> **What to work on**
From the records below, copy every line that contains the word "return".

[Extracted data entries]

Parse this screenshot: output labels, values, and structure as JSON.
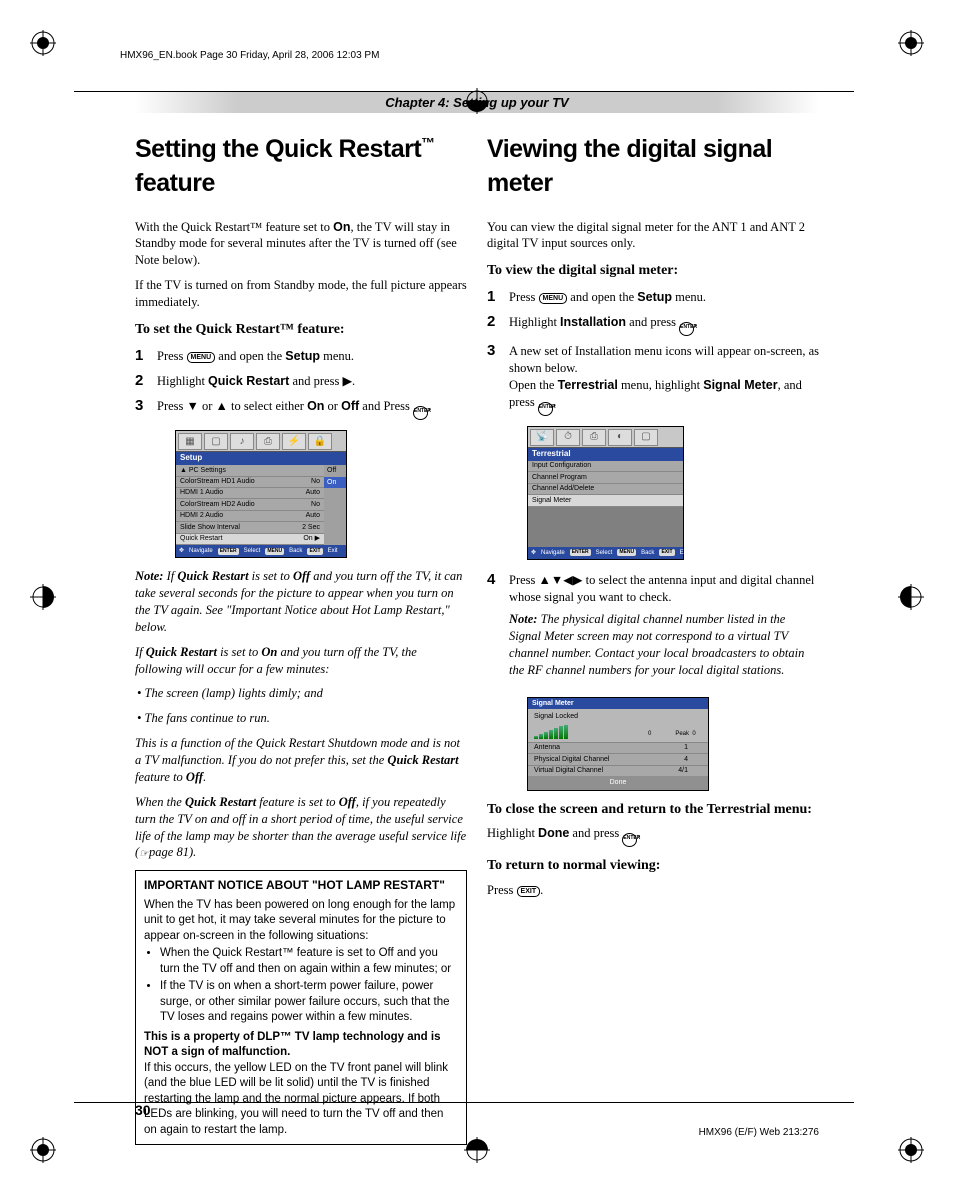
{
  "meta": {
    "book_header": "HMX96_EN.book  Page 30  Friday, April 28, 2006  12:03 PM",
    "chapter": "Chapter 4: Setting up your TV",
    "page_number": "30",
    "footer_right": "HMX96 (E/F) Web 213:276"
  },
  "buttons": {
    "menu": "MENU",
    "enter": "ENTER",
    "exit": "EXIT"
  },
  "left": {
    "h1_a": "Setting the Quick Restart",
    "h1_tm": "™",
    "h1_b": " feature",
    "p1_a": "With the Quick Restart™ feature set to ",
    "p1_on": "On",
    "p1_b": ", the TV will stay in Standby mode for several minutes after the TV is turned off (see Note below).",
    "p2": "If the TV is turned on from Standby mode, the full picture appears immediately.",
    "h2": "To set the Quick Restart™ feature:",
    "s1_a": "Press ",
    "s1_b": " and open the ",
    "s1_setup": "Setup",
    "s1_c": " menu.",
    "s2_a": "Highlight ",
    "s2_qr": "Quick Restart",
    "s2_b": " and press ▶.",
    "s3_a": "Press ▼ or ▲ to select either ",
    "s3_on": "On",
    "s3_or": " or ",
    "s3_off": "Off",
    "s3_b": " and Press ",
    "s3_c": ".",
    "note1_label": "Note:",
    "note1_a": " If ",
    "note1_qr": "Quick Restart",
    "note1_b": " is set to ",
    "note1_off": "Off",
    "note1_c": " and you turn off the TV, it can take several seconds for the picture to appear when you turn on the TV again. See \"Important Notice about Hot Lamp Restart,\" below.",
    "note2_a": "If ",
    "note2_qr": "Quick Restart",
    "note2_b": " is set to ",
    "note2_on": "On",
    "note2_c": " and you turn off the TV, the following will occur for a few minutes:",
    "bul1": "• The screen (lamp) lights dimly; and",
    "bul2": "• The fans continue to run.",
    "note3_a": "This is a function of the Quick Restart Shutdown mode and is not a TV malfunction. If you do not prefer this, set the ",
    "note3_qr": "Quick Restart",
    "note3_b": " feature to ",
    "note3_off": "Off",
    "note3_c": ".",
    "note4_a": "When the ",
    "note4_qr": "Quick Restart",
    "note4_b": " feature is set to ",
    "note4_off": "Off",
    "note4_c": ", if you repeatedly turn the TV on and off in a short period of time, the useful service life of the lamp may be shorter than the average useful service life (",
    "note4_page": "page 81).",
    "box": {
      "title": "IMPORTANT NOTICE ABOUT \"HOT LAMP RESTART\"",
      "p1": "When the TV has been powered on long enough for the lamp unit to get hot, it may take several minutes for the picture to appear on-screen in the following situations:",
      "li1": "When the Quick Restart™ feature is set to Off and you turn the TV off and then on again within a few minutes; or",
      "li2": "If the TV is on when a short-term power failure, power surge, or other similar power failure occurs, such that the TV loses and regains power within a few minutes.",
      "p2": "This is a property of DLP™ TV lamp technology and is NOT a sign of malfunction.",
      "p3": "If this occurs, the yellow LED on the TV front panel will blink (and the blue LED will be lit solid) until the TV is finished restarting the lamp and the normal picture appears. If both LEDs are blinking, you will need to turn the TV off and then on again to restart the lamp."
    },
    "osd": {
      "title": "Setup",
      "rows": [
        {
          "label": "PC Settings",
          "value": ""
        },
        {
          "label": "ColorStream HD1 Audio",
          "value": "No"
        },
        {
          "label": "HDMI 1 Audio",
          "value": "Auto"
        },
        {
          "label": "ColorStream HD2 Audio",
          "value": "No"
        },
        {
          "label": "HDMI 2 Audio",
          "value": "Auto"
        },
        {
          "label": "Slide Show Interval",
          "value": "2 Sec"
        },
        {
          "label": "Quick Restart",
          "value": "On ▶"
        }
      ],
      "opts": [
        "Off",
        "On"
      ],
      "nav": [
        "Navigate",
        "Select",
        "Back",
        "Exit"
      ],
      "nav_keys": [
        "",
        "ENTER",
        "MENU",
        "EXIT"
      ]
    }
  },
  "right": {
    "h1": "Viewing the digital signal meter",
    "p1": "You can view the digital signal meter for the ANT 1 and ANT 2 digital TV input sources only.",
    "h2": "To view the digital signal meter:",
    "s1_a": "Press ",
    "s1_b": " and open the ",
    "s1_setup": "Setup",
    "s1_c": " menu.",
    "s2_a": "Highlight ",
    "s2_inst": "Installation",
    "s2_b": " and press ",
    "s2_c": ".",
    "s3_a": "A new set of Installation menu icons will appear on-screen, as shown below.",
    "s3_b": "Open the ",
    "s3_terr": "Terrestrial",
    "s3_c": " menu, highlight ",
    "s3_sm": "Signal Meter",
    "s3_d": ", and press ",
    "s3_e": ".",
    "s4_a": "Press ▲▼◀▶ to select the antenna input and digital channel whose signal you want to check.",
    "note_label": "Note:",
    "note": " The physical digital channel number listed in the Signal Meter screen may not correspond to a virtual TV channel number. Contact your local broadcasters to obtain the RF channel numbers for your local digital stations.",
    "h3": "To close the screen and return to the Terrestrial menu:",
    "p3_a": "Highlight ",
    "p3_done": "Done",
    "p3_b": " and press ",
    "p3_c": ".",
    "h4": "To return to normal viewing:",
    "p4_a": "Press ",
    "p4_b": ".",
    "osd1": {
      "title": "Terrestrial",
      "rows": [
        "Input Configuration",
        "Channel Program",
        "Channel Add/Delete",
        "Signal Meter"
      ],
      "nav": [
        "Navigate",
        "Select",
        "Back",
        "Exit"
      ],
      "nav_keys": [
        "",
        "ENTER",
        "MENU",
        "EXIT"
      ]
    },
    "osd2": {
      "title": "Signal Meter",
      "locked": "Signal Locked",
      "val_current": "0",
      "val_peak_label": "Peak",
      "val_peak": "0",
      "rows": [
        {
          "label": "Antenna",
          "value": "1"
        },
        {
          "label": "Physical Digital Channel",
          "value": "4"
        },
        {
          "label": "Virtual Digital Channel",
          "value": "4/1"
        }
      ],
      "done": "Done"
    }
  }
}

==

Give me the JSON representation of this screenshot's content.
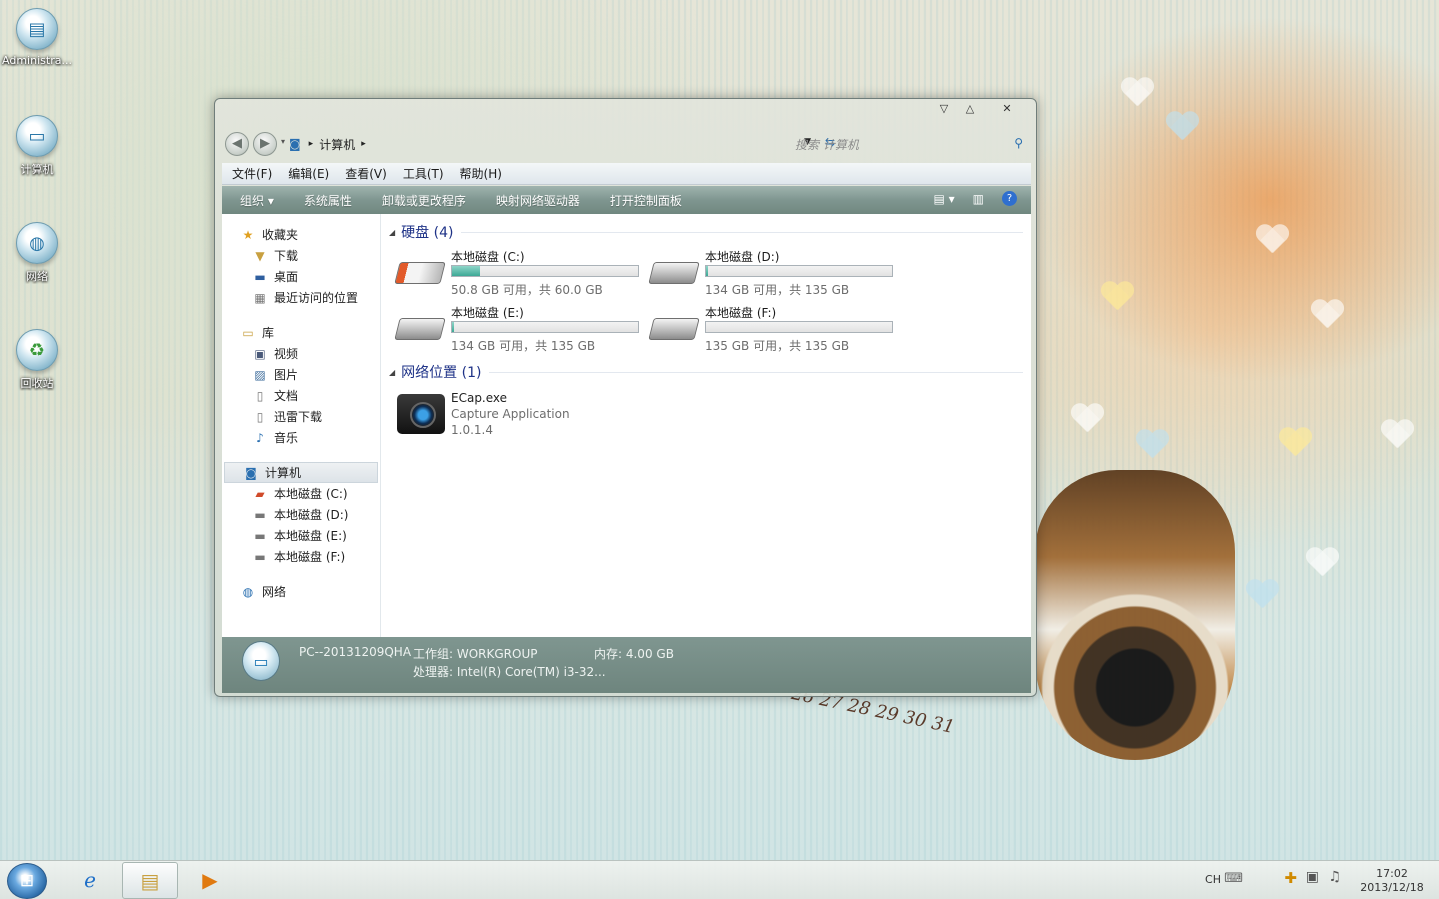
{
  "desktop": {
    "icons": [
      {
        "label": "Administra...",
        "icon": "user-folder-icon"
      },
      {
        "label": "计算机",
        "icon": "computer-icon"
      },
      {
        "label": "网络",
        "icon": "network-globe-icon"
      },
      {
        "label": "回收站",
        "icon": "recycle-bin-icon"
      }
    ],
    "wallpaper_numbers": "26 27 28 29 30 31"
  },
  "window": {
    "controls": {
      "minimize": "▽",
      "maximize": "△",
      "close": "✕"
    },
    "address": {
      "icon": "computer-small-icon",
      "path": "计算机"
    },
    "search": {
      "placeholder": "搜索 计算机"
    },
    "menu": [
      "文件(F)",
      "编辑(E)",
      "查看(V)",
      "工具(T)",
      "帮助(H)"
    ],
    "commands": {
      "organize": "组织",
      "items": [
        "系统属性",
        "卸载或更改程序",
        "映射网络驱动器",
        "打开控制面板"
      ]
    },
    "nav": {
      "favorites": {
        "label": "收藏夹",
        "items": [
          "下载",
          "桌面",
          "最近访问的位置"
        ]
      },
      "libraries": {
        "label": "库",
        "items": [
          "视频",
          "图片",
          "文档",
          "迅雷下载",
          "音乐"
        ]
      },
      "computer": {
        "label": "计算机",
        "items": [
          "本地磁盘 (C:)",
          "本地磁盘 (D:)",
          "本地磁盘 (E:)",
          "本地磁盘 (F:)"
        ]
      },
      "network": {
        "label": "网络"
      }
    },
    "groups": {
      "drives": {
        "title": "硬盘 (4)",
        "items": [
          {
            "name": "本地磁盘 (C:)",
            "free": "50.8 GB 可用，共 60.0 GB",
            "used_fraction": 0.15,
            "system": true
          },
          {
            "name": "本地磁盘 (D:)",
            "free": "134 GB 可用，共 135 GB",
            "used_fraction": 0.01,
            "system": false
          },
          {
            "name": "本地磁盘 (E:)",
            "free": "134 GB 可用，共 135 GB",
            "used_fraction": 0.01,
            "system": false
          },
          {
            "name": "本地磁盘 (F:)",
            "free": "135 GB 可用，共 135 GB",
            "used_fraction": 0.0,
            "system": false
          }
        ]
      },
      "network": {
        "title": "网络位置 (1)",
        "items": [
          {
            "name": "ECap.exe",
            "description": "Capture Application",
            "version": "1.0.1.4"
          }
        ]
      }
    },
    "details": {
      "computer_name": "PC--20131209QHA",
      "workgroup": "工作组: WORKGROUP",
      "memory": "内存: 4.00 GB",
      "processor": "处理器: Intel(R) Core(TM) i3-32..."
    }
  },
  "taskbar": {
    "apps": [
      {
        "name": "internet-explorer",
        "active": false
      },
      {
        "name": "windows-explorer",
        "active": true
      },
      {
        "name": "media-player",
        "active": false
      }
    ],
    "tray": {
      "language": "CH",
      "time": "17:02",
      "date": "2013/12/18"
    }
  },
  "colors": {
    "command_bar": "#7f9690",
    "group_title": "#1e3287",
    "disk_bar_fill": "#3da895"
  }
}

> **Solution**
    "h3": "To close the screen and return to the Terrestrial menu:",
    "h4": "To return to normal viewing:",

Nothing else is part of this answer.